■ Dataset entries:

· · · · · · ·

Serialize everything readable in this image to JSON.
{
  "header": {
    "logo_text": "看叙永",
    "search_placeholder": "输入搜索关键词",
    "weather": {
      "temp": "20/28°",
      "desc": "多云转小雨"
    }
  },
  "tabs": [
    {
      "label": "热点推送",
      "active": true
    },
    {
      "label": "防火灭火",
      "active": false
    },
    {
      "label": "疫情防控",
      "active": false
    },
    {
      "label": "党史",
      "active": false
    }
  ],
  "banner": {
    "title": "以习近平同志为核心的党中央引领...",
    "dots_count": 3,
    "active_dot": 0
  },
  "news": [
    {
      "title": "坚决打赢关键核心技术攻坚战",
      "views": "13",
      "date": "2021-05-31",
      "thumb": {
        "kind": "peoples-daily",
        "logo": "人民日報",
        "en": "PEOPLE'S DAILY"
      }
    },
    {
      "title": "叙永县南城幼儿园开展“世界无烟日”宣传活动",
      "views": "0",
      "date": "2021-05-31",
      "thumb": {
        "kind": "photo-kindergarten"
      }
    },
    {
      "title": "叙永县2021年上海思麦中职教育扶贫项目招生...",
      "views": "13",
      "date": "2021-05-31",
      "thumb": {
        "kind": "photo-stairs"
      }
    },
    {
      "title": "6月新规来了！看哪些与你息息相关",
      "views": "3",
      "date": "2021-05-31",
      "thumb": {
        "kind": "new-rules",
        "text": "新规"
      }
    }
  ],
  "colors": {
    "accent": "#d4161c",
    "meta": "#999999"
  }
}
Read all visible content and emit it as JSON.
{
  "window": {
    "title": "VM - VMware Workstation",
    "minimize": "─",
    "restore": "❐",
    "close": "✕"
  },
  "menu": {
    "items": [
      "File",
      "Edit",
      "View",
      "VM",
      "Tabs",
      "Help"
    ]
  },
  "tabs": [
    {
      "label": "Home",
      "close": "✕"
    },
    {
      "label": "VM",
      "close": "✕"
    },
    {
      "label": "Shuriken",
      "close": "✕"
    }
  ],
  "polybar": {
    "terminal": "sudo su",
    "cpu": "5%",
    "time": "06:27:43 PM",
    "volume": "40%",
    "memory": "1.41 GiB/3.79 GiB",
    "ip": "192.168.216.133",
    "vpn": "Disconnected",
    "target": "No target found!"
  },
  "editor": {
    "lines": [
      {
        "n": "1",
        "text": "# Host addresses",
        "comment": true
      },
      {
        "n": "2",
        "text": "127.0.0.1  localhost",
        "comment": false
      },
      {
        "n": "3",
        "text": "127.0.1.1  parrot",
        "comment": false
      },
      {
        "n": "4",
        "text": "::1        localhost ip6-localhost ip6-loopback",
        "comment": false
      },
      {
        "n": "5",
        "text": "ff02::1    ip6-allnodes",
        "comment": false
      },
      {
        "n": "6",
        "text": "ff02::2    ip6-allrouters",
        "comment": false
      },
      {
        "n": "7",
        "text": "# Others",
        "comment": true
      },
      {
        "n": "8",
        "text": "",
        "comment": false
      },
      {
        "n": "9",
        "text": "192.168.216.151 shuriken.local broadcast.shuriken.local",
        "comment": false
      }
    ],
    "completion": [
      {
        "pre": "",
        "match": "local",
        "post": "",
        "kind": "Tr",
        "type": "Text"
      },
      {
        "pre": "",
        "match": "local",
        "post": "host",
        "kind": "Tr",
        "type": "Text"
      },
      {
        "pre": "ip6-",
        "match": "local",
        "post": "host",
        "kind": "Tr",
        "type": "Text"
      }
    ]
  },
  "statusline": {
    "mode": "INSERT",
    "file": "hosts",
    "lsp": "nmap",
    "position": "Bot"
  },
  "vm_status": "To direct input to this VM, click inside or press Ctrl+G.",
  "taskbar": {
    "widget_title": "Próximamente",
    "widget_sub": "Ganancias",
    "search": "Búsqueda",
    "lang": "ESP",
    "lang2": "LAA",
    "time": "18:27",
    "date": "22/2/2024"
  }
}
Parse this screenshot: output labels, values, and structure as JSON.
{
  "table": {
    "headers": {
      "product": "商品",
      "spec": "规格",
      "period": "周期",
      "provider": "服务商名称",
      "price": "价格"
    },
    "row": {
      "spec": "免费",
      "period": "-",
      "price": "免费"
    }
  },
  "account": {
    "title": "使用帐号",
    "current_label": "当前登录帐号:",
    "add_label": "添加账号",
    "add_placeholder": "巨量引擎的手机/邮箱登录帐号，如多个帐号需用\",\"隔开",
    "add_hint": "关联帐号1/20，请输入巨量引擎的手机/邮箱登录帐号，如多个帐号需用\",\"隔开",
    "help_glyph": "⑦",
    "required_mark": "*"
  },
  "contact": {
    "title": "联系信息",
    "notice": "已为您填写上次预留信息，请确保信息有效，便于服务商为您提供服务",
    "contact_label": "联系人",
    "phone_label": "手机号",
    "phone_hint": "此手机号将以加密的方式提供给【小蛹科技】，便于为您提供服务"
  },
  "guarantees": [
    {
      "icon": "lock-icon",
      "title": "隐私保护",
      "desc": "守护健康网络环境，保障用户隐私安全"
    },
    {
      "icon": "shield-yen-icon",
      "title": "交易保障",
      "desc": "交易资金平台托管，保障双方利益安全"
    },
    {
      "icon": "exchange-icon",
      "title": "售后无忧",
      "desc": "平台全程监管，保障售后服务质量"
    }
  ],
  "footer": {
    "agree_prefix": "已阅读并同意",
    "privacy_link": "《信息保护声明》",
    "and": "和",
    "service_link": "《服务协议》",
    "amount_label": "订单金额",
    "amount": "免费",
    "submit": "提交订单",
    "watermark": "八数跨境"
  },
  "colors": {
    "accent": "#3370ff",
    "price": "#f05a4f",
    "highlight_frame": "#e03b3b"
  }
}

· · · · · · ·

■ Task details:
Note how many lines in the listing above hold the string "icon", then give only that figure.

■ The result:
3